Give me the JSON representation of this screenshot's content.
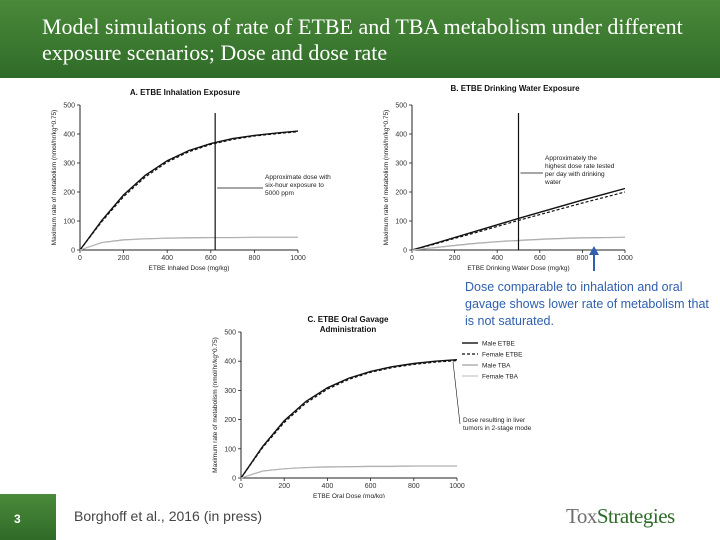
{
  "slide": {
    "title": "Model simulations of rate of ETBE and TBA metabolism under different exposure scenarios; Dose and dose rate",
    "note": "Dose comparable to inhalation and oral gavage shows lower rate of metabolism that is not saturated.",
    "page_number": "3",
    "citation": "Borghoff et al., 2016 (in press)",
    "logo_prefix": "Tox",
    "logo_suffix": "Strategies"
  },
  "colors": {
    "header_green": "#3a7a30",
    "note_blue": "#2f5fae",
    "arrow_blue": "#2f5fae"
  },
  "chart_data": [
    {
      "id": "A",
      "type": "line",
      "title": "A. ETBE Inhalation Exposure",
      "xlabel": "ETBE Inhaled Dose (mg/kg)",
      "ylabel": "Maximum rate of metabolism (nmol/hr/kg^0.75)",
      "xlim": [
        0,
        1000
      ],
      "ylim": [
        0,
        500
      ],
      "xticks": [
        "0",
        "200",
        "400",
        "600",
        "800",
        "1000"
      ],
      "yticks": [
        "0",
        "100",
        "200",
        "300",
        "400",
        "500"
      ],
      "grid": false,
      "vline": 620,
      "annotation": "Approximate dose with six-hour exposure to 5000 ppm",
      "x": [
        0,
        100,
        200,
        300,
        400,
        500,
        600,
        700,
        800,
        900,
        1000
      ],
      "series": [
        {
          "name": "Male ETBE",
          "style": "solid",
          "values": [
            0,
            102,
            190,
            258,
            308,
            343,
            367,
            384,
            395,
            403,
            410
          ]
        },
        {
          "name": "Female ETBE",
          "style": "dashed",
          "values": [
            0,
            98,
            184,
            252,
            303,
            339,
            364,
            381,
            393,
            401,
            408
          ]
        },
        {
          "name": "Male TBA",
          "style": "gray",
          "values": [
            0,
            26,
            35,
            39,
            41,
            42,
            43,
            43,
            44,
            44,
            44
          ]
        },
        {
          "name": "Female TBA",
          "style": "lightgray",
          "values": [
            0,
            25,
            34,
            38,
            40,
            41,
            42,
            42,
            43,
            43,
            43
          ]
        }
      ]
    },
    {
      "id": "B",
      "type": "line",
      "title": "B. ETBE Drinking Water Exposure",
      "xlabel": "ETBE Drinking Water Dose (mg/kg)",
      "ylabel": "Maximum rate of metabolism (nmol/hr/kg^0.75)",
      "xlim": [
        0,
        1000
      ],
      "ylim": [
        0,
        500
      ],
      "xticks": [
        "0",
        "200",
        "400",
        "600",
        "800",
        "1000"
      ],
      "yticks": [
        "0",
        "100",
        "200",
        "300",
        "400",
        "500"
      ],
      "grid": false,
      "vline": 500,
      "annotation": "Approximately the highest dose rate tested per day with drinking water",
      "x": [
        0,
        100,
        200,
        300,
        400,
        500,
        600,
        700,
        800,
        900,
        1000
      ],
      "series": [
        {
          "name": "Male ETBE",
          "style": "solid",
          "values": [
            0,
            21,
            43,
            65,
            87,
            109,
            130,
            151,
            172,
            192,
            212
          ]
        },
        {
          "name": "Female ETBE",
          "style": "dashed",
          "values": [
            0,
            19,
            40,
            60,
            81,
            102,
            122,
            142,
            162,
            181,
            200
          ]
        },
        {
          "name": "Male TBA",
          "style": "gray",
          "values": [
            0,
            8,
            16,
            23,
            29,
            33,
            37,
            40,
            42,
            43,
            44
          ]
        },
        {
          "name": "Female TBA",
          "style": "lightgray",
          "values": [
            0,
            7,
            15,
            22,
            28,
            32,
            36,
            39,
            41,
            42,
            43
          ]
        }
      ]
    },
    {
      "id": "C",
      "type": "line",
      "title": "C. ETBE Oral Gavage Administration",
      "xlabel": "ETBE Oral Dose (mg/kg)",
      "ylabel": "Maximum rate of metabolism (nmol/hr/kg^0.75)",
      "xlim": [
        0,
        1000
      ],
      "ylim": [
        0,
        500
      ],
      "xticks": [
        "0",
        "200",
        "400",
        "600",
        "800",
        "1000"
      ],
      "yticks": [
        "0",
        "100",
        "200",
        "300",
        "400",
        "500"
      ],
      "grid": false,
      "vline": null,
      "annotation": "Dose resulting in liver tumors in 2-stage mode",
      "legend_position": "right",
      "x": [
        0,
        100,
        200,
        300,
        400,
        500,
        600,
        700,
        800,
        900,
        1000
      ],
      "series": [
        {
          "name": "Male ETBE",
          "style": "solid",
          "values": [
            0,
            108,
            196,
            262,
            309,
            342,
            365,
            381,
            392,
            400,
            405
          ]
        },
        {
          "name": "Female ETBE",
          "style": "dashed",
          "values": [
            0,
            104,
            190,
            256,
            304,
            338,
            362,
            378,
            389,
            397,
            402
          ]
        },
        {
          "name": "Male TBA",
          "style": "gray",
          "values": [
            0,
            24,
            32,
            36,
            38,
            39,
            40,
            40,
            41,
            41,
            41
          ]
        },
        {
          "name": "Female TBA",
          "style": "lightgray",
          "values": [
            0,
            23,
            31,
            35,
            37,
            38,
            39,
            39,
            40,
            40,
            40
          ]
        }
      ]
    }
  ]
}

■ ■ ■

§ **Action item**: Line for line, retype the material exactly, omitting any pictures.

§ **Expected answer**:
Give me the JSON representation of this screenshot's content.
{
  "slide": {
    "title": "Model simulations of rate of ETBE and TBA metabolism under different exposure scenarios; Dose and dose rate",
    "note": "Dose comparable to inhalation and oral gavage shows lower rate of metabolism that is not saturated.",
    "page_number": "3",
    "citation": "Borghoff et al., 2016 (in press)",
    "logo_prefix": "Tox",
    "logo_suffix": "Strategies"
  },
  "colors": {
    "header_green": "#3a7a30",
    "note_blue": "#2f5fae",
    "arrow_blue": "#2f5fae"
  },
  "chart_data": [
    {
      "id": "A",
      "type": "line",
      "title": "A. ETBE Inhalation Exposure",
      "xlabel": "ETBE Inhaled Dose (mg/kg)",
      "ylabel": "Maximum rate of metabolism (nmol/hr/kg^0.75)",
      "xlim": [
        0,
        1000
      ],
      "ylim": [
        0,
        500
      ],
      "xticks": [
        "0",
        "200",
        "400",
        "600",
        "800",
        "1000"
      ],
      "yticks": [
        "0",
        "100",
        "200",
        "300",
        "400",
        "500"
      ],
      "grid": false,
      "vline": 620,
      "annotation": "Approximate dose with six-hour exposure to 5000 ppm",
      "x": [
        0,
        100,
        200,
        300,
        400,
        500,
        600,
        700,
        800,
        900,
        1000
      ],
      "series": [
        {
          "name": "Male ETBE",
          "style": "solid",
          "values": [
            0,
            102,
            190,
            258,
            308,
            343,
            367,
            384,
            395,
            403,
            410
          ]
        },
        {
          "name": "Female ETBE",
          "style": "dashed",
          "values": [
            0,
            98,
            184,
            252,
            303,
            339,
            364,
            381,
            393,
            401,
            408
          ]
        },
        {
          "name": "Male TBA",
          "style": "gray",
          "values": [
            0,
            26,
            35,
            39,
            41,
            42,
            43,
            43,
            44,
            44,
            44
          ]
        },
        {
          "name": "Female TBA",
          "style": "lightgray",
          "values": [
            0,
            25,
            34,
            38,
            40,
            41,
            42,
            42,
            43,
            43,
            43
          ]
        }
      ]
    },
    {
      "id": "B",
      "type": "line",
      "title": "B. ETBE Drinking Water Exposure",
      "xlabel": "ETBE Drinking Water Dose (mg/kg)",
      "ylabel": "Maximum rate of metabolism (nmol/hr/kg^0.75)",
      "xlim": [
        0,
        1000
      ],
      "ylim": [
        0,
        500
      ],
      "xticks": [
        "0",
        "200",
        "400",
        "600",
        "800",
        "1000"
      ],
      "yticks": [
        "0",
        "100",
        "200",
        "300",
        "400",
        "500"
      ],
      "grid": false,
      "vline": 500,
      "annotation": "Approximately the highest dose rate tested per day with drinking water",
      "x": [
        0,
        100,
        200,
        300,
        400,
        500,
        600,
        700,
        800,
        900,
        1000
      ],
      "series": [
        {
          "name": "Male ETBE",
          "style": "solid",
          "values": [
            0,
            21,
            43,
            65,
            87,
            109,
            130,
            151,
            172,
            192,
            212
          ]
        },
        {
          "name": "Female ETBE",
          "style": "dashed",
          "values": [
            0,
            19,
            40,
            60,
            81,
            102,
            122,
            142,
            162,
            181,
            200
          ]
        },
        {
          "name": "Male TBA",
          "style": "gray",
          "values": [
            0,
            8,
            16,
            23,
            29,
            33,
            37,
            40,
            42,
            43,
            44
          ]
        },
        {
          "name": "Female TBA",
          "style": "lightgray",
          "values": [
            0,
            7,
            15,
            22,
            28,
            32,
            36,
            39,
            41,
            42,
            43
          ]
        }
      ]
    },
    {
      "id": "C",
      "type": "line",
      "title": "C. ETBE Oral Gavage Administration",
      "xlabel": "ETBE Oral Dose (mg/kg)",
      "ylabel": "Maximum rate of metabolism (nmol/hr/kg^0.75)",
      "xlim": [
        0,
        1000
      ],
      "ylim": [
        0,
        500
      ],
      "xticks": [
        "0",
        "200",
        "400",
        "600",
        "800",
        "1000"
      ],
      "yticks": [
        "0",
        "100",
        "200",
        "300",
        "400",
        "500"
      ],
      "grid": false,
      "vline": null,
      "annotation": "Dose resulting in liver tumors in 2-stage mode",
      "legend_position": "right",
      "x": [
        0,
        100,
        200,
        300,
        400,
        500,
        600,
        700,
        800,
        900,
        1000
      ],
      "series": [
        {
          "name": "Male ETBE",
          "style": "solid",
          "values": [
            0,
            108,
            196,
            262,
            309,
            342,
            365,
            381,
            392,
            400,
            405
          ]
        },
        {
          "name": "Female ETBE",
          "style": "dashed",
          "values": [
            0,
            104,
            190,
            256,
            304,
            338,
            362,
            378,
            389,
            397,
            402
          ]
        },
        {
          "name": "Male TBA",
          "style": "gray",
          "values": [
            0,
            24,
            32,
            36,
            38,
            39,
            40,
            40,
            41,
            41,
            41
          ]
        },
        {
          "name": "Female TBA",
          "style": "lightgray",
          "values": [
            0,
            23,
            31,
            35,
            37,
            38,
            39,
            39,
            40,
            40,
            40
          ]
        }
      ]
    }
  ]
}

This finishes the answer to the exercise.